### Work required
Repeat the data word for word. Do not include the pictures.

───── Material supplied ─────

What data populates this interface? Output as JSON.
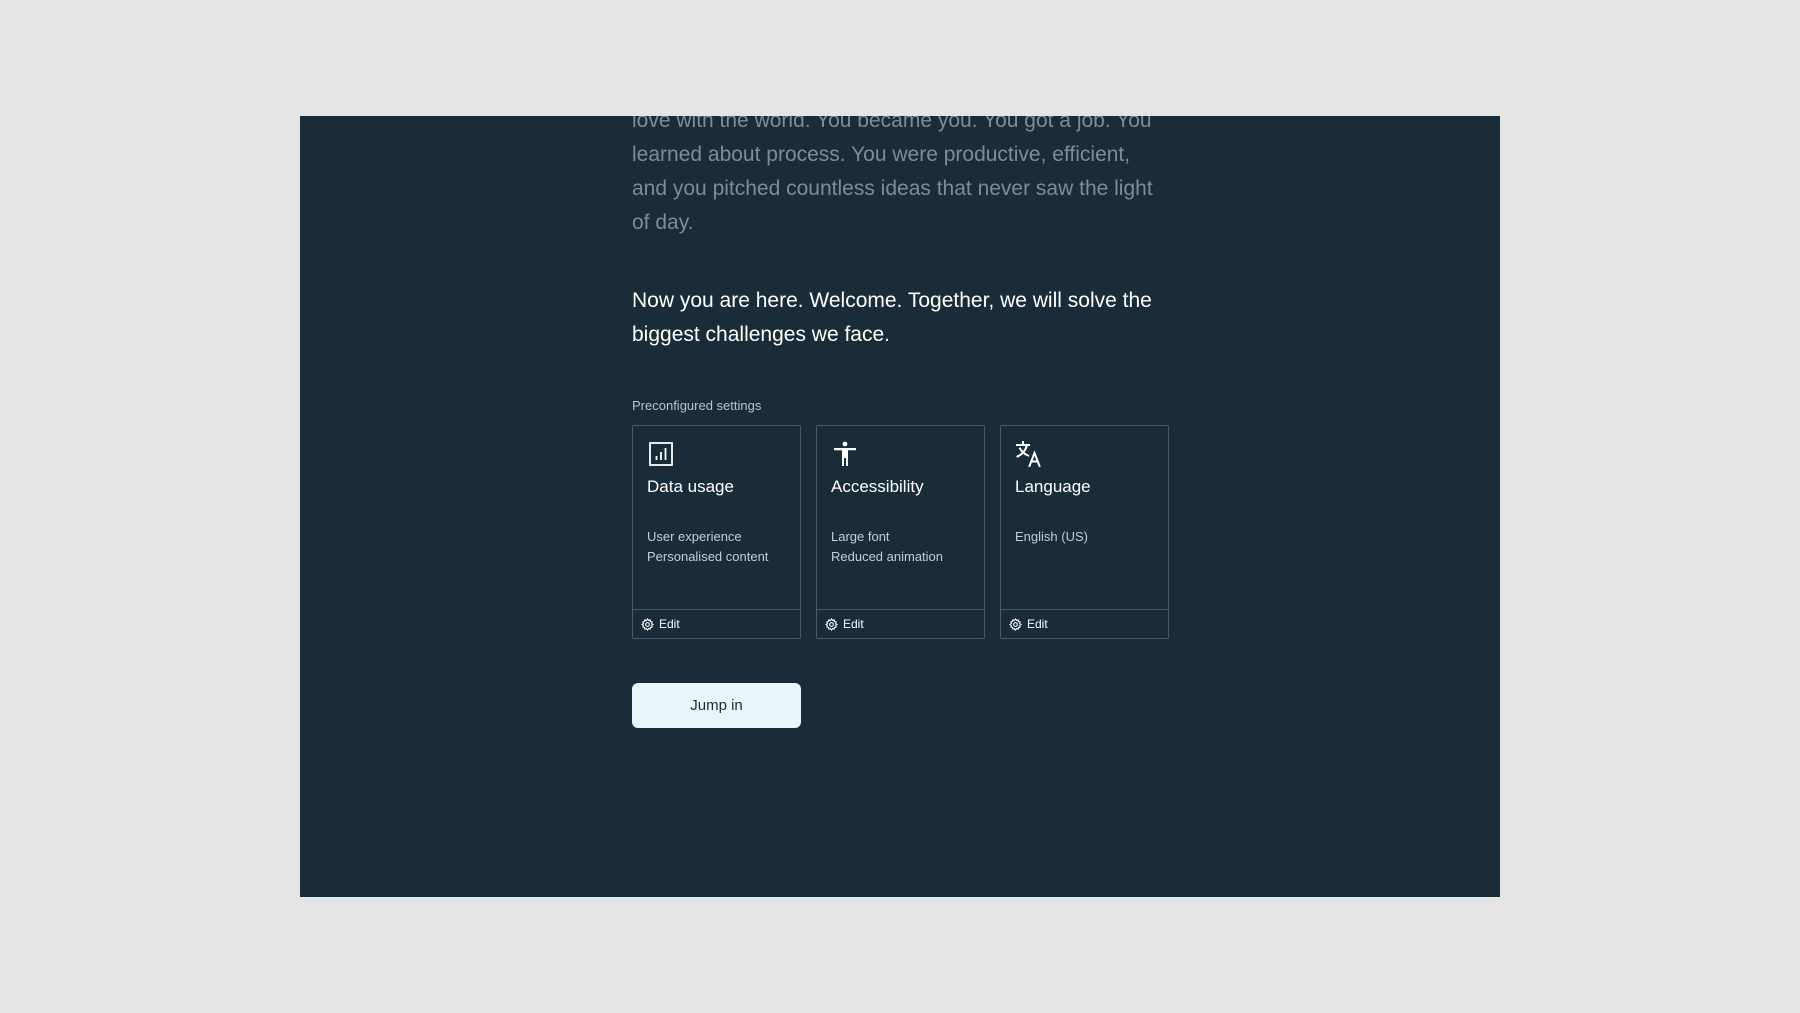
{
  "intro": {
    "text": "love with the world. You became you. You got a job. You learned about process. You were productive, efficient, and you pitched countless ideas that never saw the light of day."
  },
  "welcome": {
    "text": "Now you are here. Welcome. Together, we will solve the biggest challenges we face."
  },
  "settings": {
    "label": "Preconfigured settings",
    "cards": [
      {
        "icon": "chart-icon",
        "title": "Data usage",
        "details": [
          "User experience",
          "Personalised content"
        ],
        "edit_label": "Edit"
      },
      {
        "icon": "accessibility-icon",
        "title": "Accessibility",
        "details": [
          "Large font",
          "Reduced animation"
        ],
        "edit_label": "Edit"
      },
      {
        "icon": "translate-icon",
        "title": "Language",
        "details": [
          "English (US)"
        ],
        "edit_label": "Edit"
      }
    ]
  },
  "cta": {
    "label": "Jump in"
  },
  "colors": {
    "background": "#e5e5e5",
    "panel": "#1a2c38",
    "card_border": "#4a5a66",
    "button": "#eaf4fb"
  }
}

─────

### Answer to this problem
What data populates this interface? Output as JSON.
{
  "intro": {
    "text": "love with the world. You became you. You got a job. You learned about process. You were productive, efficient, and you pitched countless ideas that never saw the light of day."
  },
  "welcome": {
    "text": "Now you are here. Welcome. Together, we will solve the biggest challenges we face."
  },
  "settings": {
    "label": "Preconfigured settings",
    "cards": [
      {
        "icon": "chart-icon",
        "title": "Data usage",
        "details": [
          "User experience",
          "Personalised content"
        ],
        "edit_label": "Edit"
      },
      {
        "icon": "accessibility-icon",
        "title": "Accessibility",
        "details": [
          "Large font",
          "Reduced animation"
        ],
        "edit_label": "Edit"
      },
      {
        "icon": "translate-icon",
        "title": "Language",
        "details": [
          "English (US)"
        ],
        "edit_label": "Edit"
      }
    ]
  },
  "cta": {
    "label": "Jump in"
  },
  "colors": {
    "background": "#e5e5e5",
    "panel": "#1a2c38",
    "card_border": "#4a5a66",
    "button": "#eaf4fb"
  }
}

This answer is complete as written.